◆ SET EXERCISE
Without omitting anything, retype the data that follows.

─── DATA PROVIDED ───

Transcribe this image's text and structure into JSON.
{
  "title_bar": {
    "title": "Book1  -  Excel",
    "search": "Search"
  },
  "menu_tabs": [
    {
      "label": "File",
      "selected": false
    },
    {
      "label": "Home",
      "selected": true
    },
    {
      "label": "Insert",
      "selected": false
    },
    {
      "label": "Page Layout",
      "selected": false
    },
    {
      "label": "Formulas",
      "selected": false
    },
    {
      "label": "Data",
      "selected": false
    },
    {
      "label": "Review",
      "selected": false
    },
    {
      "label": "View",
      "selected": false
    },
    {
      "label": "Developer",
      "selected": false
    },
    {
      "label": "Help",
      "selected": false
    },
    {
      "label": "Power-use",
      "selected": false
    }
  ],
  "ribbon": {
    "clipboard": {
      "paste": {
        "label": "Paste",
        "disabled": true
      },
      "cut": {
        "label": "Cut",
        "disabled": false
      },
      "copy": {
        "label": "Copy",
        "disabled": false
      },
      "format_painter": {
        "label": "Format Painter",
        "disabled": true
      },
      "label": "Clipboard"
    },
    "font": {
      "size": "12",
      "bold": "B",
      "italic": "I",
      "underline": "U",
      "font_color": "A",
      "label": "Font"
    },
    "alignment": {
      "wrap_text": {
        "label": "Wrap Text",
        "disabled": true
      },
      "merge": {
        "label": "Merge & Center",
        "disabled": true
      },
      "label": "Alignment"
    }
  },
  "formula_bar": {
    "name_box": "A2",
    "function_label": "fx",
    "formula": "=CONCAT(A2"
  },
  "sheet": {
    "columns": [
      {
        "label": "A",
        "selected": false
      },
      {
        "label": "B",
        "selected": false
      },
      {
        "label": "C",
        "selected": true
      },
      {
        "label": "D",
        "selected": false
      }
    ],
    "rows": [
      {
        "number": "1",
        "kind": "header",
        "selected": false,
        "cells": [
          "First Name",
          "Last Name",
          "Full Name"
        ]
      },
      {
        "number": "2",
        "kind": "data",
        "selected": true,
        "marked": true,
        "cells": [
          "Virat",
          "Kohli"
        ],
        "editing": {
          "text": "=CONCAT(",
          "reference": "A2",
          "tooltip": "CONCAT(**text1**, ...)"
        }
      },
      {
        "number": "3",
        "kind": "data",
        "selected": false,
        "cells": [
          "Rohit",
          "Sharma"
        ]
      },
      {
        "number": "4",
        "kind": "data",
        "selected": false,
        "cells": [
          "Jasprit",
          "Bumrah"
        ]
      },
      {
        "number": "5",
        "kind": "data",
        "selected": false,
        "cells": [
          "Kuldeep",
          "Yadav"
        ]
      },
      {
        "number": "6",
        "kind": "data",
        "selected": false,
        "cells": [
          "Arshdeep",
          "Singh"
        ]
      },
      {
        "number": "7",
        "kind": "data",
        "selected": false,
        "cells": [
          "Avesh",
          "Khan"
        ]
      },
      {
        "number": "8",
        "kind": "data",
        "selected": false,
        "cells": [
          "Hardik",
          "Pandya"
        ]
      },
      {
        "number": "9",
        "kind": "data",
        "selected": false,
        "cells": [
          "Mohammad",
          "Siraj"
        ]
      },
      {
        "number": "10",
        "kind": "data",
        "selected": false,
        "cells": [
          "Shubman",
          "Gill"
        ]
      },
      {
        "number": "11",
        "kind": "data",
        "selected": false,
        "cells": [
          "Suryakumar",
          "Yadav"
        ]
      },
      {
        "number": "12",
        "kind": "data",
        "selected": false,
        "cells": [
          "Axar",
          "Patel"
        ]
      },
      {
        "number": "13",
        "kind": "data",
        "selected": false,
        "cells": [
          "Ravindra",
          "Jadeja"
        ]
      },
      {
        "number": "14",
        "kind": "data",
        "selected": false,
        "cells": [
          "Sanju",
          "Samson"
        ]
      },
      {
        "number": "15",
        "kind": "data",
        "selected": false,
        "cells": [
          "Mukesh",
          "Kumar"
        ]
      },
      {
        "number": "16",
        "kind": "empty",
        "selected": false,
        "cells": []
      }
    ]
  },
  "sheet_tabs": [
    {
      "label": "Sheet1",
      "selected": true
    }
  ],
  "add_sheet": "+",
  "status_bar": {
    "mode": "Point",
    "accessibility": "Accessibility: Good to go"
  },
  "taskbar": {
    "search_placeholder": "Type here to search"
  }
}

───

◆ ANSWER TO THE PROBLEM
Transcribe this image's text and structure into JSON.
{
  "title_bar": {
    "title": "Book1  -  Excel",
    "search": "Search"
  },
  "menu_tabs": [
    {
      "label": "File",
      "selected": false
    },
    {
      "label": "Home",
      "selected": true
    },
    {
      "label": "Insert",
      "selected": false
    },
    {
      "label": "Page Layout",
      "selected": false
    },
    {
      "label": "Formulas",
      "selected": false
    },
    {
      "label": "Data",
      "selected": false
    },
    {
      "label": "Review",
      "selected": false
    },
    {
      "label": "View",
      "selected": false
    },
    {
      "label": "Developer",
      "selected": false
    },
    {
      "label": "Help",
      "selected": false
    },
    {
      "label": "Power-use",
      "selected": false
    }
  ],
  "ribbon": {
    "clipboard": {
      "paste": {
        "label": "Paste",
        "disabled": true
      },
      "cut": {
        "label": "Cut",
        "disabled": false
      },
      "copy": {
        "label": "Copy",
        "disabled": false
      },
      "format_painter": {
        "label": "Format Painter",
        "disabled": true
      },
      "label": "Clipboard"
    },
    "font": {
      "size": "12",
      "bold": "B",
      "italic": "I",
      "underline": "U",
      "font_color": "A",
      "label": "Font"
    },
    "alignment": {
      "wrap_text": {
        "label": "Wrap Text",
        "disabled": true
      },
      "merge": {
        "label": "Merge & Center",
        "disabled": true
      },
      "label": "Alignment"
    }
  },
  "formula_bar": {
    "name_box": "A2",
    "function_label": "fx",
    "formula": "=CONCAT(A2"
  },
  "sheet": {
    "columns": [
      {
        "label": "A",
        "selected": false
      },
      {
        "label": "B",
        "selected": false
      },
      {
        "label": "C",
        "selected": true
      },
      {
        "label": "D",
        "selected": false
      }
    ],
    "rows": [
      {
        "number": "1",
        "kind": "header",
        "selected": false,
        "cells": [
          "First Name",
          "Last Name",
          "Full Name"
        ]
      },
      {
        "number": "2",
        "kind": "data",
        "selected": true,
        "marked": true,
        "cells": [
          "Virat",
          "Kohli"
        ],
        "editing": {
          "text": "=CONCAT(",
          "reference": "A2",
          "tooltip": "CONCAT(**text1**, ...)"
        }
      },
      {
        "number": "3",
        "kind": "data",
        "selected": false,
        "cells": [
          "Rohit",
          "Sharma"
        ]
      },
      {
        "number": "4",
        "kind": "data",
        "selected": false,
        "cells": [
          "Jasprit",
          "Bumrah"
        ]
      },
      {
        "number": "5",
        "kind": "data",
        "selected": false,
        "cells": [
          "Kuldeep",
          "Yadav"
        ]
      },
      {
        "number": "6",
        "kind": "data",
        "selected": false,
        "cells": [
          "Arshdeep",
          "Singh"
        ]
      },
      {
        "number": "7",
        "kind": "data",
        "selected": false,
        "cells": [
          "Avesh",
          "Khan"
        ]
      },
      {
        "number": "8",
        "kind": "data",
        "selected": false,
        "cells": [
          "Hardik",
          "Pandya"
        ]
      },
      {
        "number": "9",
        "kind": "data",
        "selected": false,
        "cells": [
          "Mohammad",
          "Siraj"
        ]
      },
      {
        "number": "10",
        "kind": "data",
        "selected": false,
        "cells": [
          "Shubman",
          "Gill"
        ]
      },
      {
        "number": "11",
        "kind": "data",
        "selected": false,
        "cells": [
          "Suryakumar",
          "Yadav"
        ]
      },
      {
        "number": "12",
        "kind": "data",
        "selected": false,
        "cells": [
          "Axar",
          "Patel"
        ]
      },
      {
        "number": "13",
        "kind": "data",
        "selected": false,
        "cells": [
          "Ravindra",
          "Jadeja"
        ]
      },
      {
        "number": "14",
        "kind": "data",
        "selected": false,
        "cells": [
          "Sanju",
          "Samson"
        ]
      },
      {
        "number": "15",
        "kind": "data",
        "selected": false,
        "cells": [
          "Mukesh",
          "Kumar"
        ]
      },
      {
        "number": "16",
        "kind": "empty",
        "selected": false,
        "cells": []
      }
    ]
  },
  "sheet_tabs": [
    {
      "label": "Sheet1",
      "selected": true
    }
  ],
  "add_sheet": "+",
  "status_bar": {
    "mode": "Point",
    "accessibility": "Accessibility: Good to go"
  },
  "taskbar": {
    "search_placeholder": "Type here to search"
  }
}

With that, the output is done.